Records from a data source
__________________________________________________

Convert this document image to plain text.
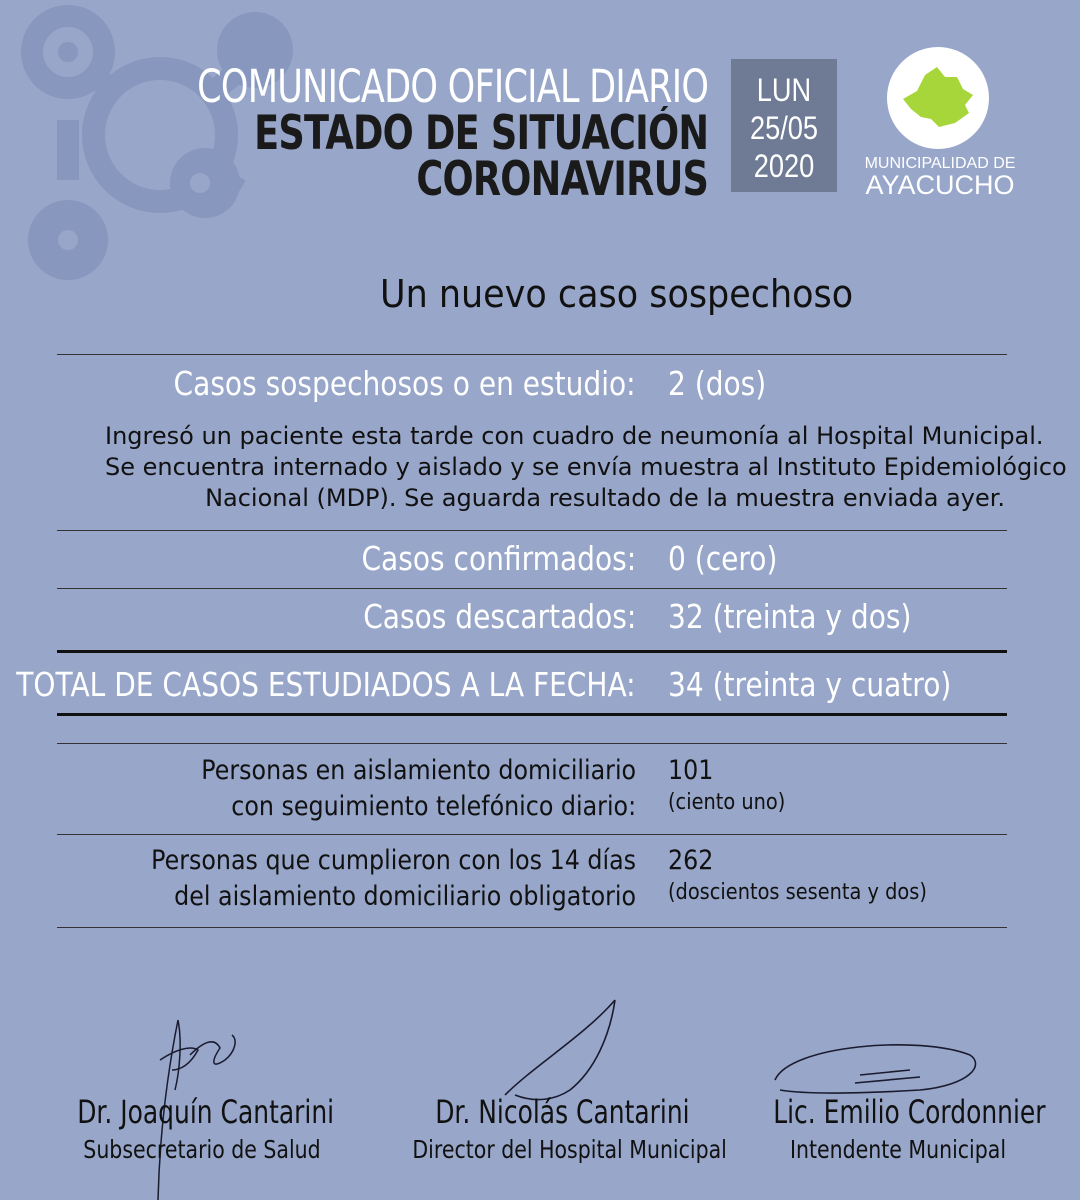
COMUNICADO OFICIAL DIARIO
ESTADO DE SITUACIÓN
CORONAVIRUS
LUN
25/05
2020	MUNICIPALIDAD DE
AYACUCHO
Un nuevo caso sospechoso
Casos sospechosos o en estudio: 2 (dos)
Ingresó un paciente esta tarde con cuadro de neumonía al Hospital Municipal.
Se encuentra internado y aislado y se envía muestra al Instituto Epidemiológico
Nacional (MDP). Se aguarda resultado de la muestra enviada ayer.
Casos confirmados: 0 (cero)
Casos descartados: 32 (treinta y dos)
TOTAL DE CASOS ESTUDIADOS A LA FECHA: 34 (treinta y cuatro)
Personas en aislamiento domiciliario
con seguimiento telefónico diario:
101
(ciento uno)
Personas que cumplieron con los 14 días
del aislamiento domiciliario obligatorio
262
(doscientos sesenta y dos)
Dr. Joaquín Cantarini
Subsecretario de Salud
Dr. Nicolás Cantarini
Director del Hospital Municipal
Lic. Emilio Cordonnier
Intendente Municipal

__________________________________________________

What is needed ::
The records above are to be copied exactly, with no pictures carried over.

Solution to this exercise ::
Convert this document image to plain text.
COMUNICADO OFICIAL DIARIO
ESTADO DE SITUACIÓN
CORONAVIRUS
LUN
25/05
2020	MUNICIPALIDAD DE
AYACUCHO
Un nuevo caso sospechoso
Casos sospechosos o en estudio: 2 (dos)
Ingresó un paciente esta tarde con cuadro de neumonía al Hospital Municipal.
Se encuentra internado y aislado y se envía muestra al Instituto Epidemiológico
Nacional (MDP). Se aguarda resultado de la muestra enviada ayer.
Casos confirmados: 0 (cero)
Casos descartados: 32 (treinta y dos)
TOTAL DE CASOS ESTUDIADOS A LA FECHA: 34 (treinta y cuatro)
Personas en aislamiento domiciliario
con seguimiento telefónico diario:
101
(ciento uno)
Personas que cumplieron con los 14 días
del aislamiento domiciliario obligatorio
262
(doscientos sesenta y dos)
Dr. Joaquín Cantarini
Subsecretario de Salud
Dr. Nicolás Cantarini
Director del Hospital Municipal
Lic. Emilio Cordonnier
Intendente Municipal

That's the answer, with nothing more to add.